- Problem -
How many lines in the records below hold the string "Check"? Answer with the number alone.

- Listed entries -
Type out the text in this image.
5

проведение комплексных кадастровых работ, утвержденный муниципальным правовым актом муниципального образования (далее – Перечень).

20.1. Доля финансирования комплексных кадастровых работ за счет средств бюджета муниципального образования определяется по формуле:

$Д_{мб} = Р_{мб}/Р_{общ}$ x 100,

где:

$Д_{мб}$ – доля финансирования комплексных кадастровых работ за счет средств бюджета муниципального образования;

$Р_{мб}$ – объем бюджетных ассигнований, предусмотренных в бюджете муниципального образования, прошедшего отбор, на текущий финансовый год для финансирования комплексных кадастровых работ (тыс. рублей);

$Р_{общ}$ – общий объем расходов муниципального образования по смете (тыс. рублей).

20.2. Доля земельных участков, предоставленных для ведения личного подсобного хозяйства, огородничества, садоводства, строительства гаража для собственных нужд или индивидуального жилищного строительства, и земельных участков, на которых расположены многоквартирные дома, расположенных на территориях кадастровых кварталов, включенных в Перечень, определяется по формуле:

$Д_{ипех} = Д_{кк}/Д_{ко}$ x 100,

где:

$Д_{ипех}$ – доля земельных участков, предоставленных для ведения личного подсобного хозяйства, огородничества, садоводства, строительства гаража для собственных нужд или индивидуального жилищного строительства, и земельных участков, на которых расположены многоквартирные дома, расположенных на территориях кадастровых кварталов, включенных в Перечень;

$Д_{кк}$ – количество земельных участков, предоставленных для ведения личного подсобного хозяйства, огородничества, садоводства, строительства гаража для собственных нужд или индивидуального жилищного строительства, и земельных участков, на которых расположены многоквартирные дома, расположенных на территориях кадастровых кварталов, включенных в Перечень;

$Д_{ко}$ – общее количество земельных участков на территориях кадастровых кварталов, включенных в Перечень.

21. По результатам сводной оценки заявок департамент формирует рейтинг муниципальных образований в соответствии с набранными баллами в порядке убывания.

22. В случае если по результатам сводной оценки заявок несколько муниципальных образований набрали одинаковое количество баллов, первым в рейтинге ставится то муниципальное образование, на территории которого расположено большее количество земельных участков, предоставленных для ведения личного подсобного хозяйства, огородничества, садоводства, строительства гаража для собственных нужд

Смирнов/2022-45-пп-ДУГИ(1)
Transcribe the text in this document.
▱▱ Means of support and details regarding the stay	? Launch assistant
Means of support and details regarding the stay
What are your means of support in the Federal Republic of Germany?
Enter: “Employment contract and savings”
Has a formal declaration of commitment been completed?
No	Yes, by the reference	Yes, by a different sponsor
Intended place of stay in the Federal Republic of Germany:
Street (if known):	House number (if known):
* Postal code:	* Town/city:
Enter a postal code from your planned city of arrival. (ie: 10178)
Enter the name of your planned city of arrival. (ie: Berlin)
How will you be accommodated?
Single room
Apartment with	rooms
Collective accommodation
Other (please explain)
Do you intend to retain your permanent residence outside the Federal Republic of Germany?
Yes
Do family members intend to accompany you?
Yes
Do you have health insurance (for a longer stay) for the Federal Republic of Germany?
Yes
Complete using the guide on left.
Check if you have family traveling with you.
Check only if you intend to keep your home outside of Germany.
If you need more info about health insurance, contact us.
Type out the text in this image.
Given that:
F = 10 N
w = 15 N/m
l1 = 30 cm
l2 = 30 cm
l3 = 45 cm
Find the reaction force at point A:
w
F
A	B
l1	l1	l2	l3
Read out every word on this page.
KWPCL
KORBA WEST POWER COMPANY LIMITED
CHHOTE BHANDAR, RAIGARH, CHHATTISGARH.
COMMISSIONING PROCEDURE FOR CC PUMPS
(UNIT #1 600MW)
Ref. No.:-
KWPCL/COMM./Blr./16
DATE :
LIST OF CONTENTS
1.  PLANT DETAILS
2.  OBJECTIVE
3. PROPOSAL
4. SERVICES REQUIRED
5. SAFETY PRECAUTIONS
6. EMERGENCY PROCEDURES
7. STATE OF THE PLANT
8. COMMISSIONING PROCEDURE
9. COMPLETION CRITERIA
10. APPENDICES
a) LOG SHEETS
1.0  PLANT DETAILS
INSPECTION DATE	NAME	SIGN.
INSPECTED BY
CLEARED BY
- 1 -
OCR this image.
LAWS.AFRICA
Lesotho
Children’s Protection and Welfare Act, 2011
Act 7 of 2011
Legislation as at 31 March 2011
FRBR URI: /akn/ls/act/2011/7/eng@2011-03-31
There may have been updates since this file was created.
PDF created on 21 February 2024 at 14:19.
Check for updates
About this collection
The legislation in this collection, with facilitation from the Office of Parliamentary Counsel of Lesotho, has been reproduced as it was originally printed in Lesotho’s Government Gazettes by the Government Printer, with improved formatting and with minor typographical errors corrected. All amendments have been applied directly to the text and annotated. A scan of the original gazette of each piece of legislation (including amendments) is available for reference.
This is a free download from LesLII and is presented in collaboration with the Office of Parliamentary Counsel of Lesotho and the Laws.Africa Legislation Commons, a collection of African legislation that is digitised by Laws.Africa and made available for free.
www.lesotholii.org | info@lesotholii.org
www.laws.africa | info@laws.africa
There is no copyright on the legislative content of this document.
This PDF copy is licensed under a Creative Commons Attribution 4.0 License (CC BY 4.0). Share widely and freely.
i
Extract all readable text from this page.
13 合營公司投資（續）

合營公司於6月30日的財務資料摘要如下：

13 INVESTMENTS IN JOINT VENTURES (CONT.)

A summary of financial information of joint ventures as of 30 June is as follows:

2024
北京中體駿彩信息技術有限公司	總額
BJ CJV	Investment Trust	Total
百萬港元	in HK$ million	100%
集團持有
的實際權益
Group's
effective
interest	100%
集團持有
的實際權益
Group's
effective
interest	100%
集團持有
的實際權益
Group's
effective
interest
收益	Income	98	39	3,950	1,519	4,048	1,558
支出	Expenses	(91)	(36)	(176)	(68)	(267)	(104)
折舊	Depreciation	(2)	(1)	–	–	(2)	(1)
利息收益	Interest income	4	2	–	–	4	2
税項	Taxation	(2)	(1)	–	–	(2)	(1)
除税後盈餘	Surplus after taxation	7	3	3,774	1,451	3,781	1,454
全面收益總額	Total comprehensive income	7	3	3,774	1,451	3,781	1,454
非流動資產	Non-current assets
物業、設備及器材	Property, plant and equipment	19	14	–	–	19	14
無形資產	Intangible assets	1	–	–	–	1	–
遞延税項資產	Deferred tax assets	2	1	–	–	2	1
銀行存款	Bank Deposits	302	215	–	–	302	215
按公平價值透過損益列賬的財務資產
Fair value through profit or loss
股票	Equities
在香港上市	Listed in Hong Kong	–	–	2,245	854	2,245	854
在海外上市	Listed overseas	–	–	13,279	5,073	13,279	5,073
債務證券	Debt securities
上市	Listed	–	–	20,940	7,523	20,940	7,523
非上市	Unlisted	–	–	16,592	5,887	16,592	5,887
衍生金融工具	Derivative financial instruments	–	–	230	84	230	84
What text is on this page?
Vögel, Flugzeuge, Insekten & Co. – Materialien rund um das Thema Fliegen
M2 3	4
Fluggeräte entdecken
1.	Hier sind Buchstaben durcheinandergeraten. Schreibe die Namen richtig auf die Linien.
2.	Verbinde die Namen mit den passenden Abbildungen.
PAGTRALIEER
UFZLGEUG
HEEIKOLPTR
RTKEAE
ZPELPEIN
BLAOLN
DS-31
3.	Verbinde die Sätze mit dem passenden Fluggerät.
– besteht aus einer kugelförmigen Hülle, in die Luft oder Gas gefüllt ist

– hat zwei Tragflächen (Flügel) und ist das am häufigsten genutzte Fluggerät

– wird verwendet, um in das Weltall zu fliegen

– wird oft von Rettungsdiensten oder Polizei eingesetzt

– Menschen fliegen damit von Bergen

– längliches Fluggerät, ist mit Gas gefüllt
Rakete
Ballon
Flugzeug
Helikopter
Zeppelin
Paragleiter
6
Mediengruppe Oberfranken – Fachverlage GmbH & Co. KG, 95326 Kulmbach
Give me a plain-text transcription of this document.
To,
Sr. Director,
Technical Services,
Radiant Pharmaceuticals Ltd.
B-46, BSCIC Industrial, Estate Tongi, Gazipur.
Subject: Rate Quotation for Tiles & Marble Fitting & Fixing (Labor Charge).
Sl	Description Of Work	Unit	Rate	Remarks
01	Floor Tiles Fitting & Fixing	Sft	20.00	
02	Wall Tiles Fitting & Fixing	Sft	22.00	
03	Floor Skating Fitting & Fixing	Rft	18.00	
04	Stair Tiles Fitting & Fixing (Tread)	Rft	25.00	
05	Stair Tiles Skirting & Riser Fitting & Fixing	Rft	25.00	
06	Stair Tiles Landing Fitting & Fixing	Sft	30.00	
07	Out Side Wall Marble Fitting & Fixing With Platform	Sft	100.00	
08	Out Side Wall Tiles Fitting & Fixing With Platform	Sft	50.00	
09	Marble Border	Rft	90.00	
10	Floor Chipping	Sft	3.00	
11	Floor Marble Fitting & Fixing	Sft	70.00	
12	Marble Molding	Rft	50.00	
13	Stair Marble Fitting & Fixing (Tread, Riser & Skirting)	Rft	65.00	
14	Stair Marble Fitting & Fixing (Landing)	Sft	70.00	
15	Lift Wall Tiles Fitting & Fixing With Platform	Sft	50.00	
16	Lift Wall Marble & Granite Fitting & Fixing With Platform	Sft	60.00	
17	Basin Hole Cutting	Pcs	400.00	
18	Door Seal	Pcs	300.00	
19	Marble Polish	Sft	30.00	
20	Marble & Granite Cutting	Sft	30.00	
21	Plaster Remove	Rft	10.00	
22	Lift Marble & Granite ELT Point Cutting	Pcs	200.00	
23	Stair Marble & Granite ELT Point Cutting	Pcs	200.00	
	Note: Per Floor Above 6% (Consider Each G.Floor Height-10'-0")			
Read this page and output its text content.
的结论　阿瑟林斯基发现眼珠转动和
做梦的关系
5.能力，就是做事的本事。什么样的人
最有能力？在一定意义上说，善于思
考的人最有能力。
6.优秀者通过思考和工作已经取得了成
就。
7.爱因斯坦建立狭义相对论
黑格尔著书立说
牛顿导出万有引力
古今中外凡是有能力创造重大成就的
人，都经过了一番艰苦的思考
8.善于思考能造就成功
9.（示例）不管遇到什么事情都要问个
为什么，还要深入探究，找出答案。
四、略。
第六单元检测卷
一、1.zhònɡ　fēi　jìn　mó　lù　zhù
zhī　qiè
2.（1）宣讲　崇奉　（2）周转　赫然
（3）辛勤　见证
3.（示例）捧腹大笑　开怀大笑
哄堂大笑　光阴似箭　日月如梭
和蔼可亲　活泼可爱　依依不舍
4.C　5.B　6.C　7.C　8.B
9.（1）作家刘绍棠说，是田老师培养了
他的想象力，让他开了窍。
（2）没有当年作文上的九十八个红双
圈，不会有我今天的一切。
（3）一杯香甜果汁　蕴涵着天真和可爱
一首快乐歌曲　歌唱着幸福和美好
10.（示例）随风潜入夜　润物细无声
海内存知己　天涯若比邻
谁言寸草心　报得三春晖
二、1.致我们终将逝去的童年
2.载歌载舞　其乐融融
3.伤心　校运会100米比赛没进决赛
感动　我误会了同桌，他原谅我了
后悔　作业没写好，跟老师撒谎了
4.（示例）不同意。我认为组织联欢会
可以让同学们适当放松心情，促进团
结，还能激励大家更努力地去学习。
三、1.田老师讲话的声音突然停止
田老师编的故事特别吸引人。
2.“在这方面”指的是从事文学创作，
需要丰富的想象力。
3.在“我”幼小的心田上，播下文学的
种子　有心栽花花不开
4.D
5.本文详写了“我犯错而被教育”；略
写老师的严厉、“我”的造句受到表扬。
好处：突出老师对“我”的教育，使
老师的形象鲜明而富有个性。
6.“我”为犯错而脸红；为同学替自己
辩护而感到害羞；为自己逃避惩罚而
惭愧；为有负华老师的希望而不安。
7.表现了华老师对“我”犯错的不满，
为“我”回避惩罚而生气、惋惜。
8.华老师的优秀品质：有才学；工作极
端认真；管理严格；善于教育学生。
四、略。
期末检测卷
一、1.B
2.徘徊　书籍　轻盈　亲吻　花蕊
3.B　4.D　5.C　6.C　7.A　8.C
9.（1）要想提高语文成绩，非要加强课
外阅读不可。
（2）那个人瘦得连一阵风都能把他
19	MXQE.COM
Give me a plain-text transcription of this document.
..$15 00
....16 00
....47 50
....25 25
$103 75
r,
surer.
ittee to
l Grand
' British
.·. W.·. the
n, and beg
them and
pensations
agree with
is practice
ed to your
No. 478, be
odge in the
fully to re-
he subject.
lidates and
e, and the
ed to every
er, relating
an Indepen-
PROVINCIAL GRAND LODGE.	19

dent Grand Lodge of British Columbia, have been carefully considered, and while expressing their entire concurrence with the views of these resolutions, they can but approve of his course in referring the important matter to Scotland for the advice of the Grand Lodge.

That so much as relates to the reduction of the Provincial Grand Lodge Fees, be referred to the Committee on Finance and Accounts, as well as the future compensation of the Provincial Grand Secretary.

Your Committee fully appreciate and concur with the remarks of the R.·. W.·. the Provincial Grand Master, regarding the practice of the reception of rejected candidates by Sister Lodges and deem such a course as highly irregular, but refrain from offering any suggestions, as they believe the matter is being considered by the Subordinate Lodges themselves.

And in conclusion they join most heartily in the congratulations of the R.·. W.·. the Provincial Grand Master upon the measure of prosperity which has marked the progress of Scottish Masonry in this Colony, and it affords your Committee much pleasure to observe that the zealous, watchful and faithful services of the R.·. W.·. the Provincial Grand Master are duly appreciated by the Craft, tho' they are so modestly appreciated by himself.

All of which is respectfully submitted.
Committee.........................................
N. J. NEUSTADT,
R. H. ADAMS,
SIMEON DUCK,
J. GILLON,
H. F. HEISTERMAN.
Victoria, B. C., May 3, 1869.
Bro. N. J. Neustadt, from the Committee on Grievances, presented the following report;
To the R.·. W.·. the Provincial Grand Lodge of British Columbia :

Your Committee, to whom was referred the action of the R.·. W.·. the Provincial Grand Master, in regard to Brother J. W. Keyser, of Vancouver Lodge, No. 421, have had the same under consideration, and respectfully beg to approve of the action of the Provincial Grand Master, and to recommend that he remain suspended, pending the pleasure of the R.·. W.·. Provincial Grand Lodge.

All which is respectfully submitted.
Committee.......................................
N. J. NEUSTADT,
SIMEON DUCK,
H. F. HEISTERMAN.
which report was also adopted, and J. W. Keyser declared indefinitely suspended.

- Result of this exercise -
3